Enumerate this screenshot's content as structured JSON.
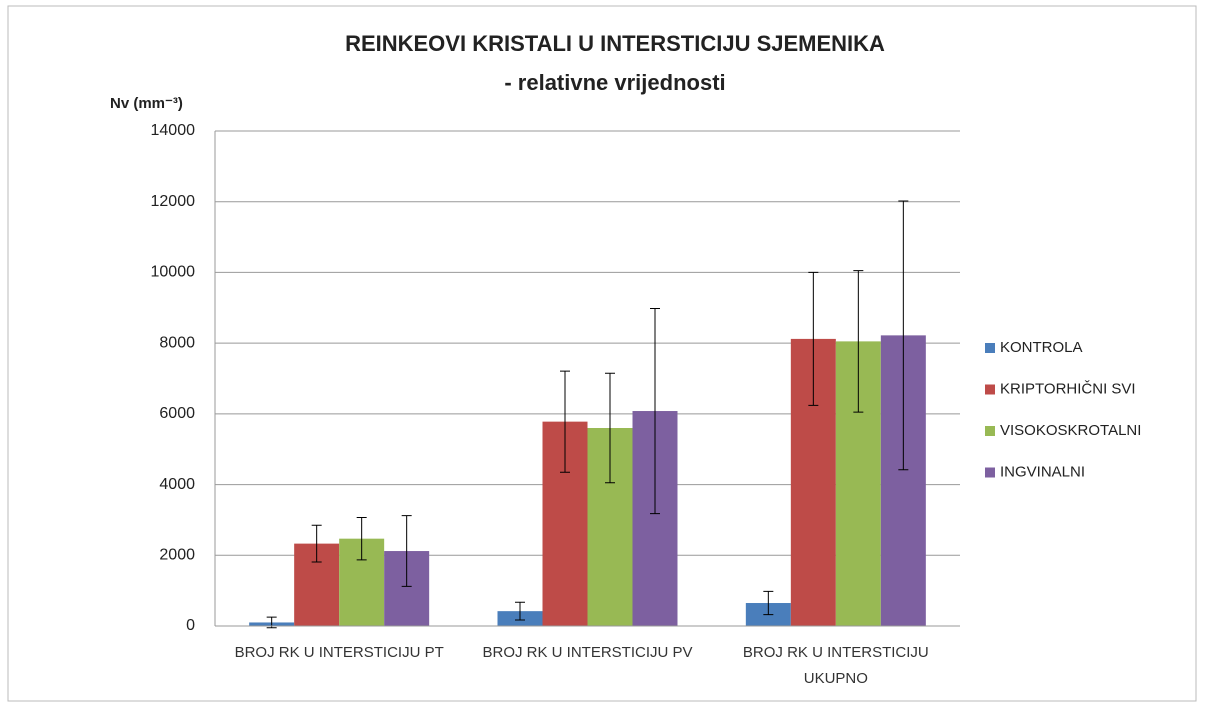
{
  "chart_data": {
    "type": "bar",
    "title": "REINKEOVI KRISTALI U INTERSTICIJU  SJEMENIKA",
    "subtitle": "- relativne vrijednosti",
    "y_label": "Nv (mm⁻³)",
    "categories": [
      "BROJ RK U INTERSTICIJU PT",
      "BROJ RK U INTERSTICIJU PV",
      "BROJ RK U INTERSTICIJU UKUPNO"
    ],
    "series": [
      {
        "name": "KONTROLA",
        "color": "#4a7ebb",
        "values": [
          100,
          420,
          650
        ],
        "errors": [
          150,
          250,
          330
        ]
      },
      {
        "name": "KRIPTORHIČNI SVI",
        "color": "#be4b48",
        "values": [
          2330,
          5780,
          8120
        ],
        "errors": [
          520,
          1430,
          1880
        ]
      },
      {
        "name": "VISOKOSKROTALNI",
        "color": "#98b954",
        "values": [
          2470,
          5600,
          8050
        ],
        "errors": [
          600,
          1550,
          2000
        ]
      },
      {
        "name": "INGVINALNI",
        "color": "#7d60a0",
        "values": [
          2120,
          6080,
          8220
        ],
        "errors": [
          1000,
          2900,
          3800
        ]
      }
    ],
    "ylim": [
      0,
      14000
    ],
    "yticks": [
      0,
      2000,
      4000,
      6000,
      8000,
      10000,
      12000,
      14000
    ],
    "grid": true,
    "legend": "right"
  }
}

Request:
Without the pictures, output the full listing exactly as it stands.

Response below:
Enumerate this screenshot's content as structured JSON.
{
  "chart_data": {
    "type": "bar",
    "title": "REINKEOVI KRISTALI U INTERSTICIJU  SJEMENIKA",
    "subtitle": "- relativne vrijednosti",
    "y_label": "Nv (mm⁻³)",
    "categories": [
      "BROJ RK U INTERSTICIJU PT",
      "BROJ RK U INTERSTICIJU PV",
      "BROJ RK U INTERSTICIJU UKUPNO"
    ],
    "series": [
      {
        "name": "KONTROLA",
        "color": "#4a7ebb",
        "values": [
          100,
          420,
          650
        ],
        "errors": [
          150,
          250,
          330
        ]
      },
      {
        "name": "KRIPTORHIČNI SVI",
        "color": "#be4b48",
        "values": [
          2330,
          5780,
          8120
        ],
        "errors": [
          520,
          1430,
          1880
        ]
      },
      {
        "name": "VISOKOSKROTALNI",
        "color": "#98b954",
        "values": [
          2470,
          5600,
          8050
        ],
        "errors": [
          600,
          1550,
          2000
        ]
      },
      {
        "name": "INGVINALNI",
        "color": "#7d60a0",
        "values": [
          2120,
          6080,
          8220
        ],
        "errors": [
          1000,
          2900,
          3800
        ]
      }
    ],
    "ylim": [
      0,
      14000
    ],
    "yticks": [
      0,
      2000,
      4000,
      6000,
      8000,
      10000,
      12000,
      14000
    ],
    "grid": true,
    "legend": "right"
  }
}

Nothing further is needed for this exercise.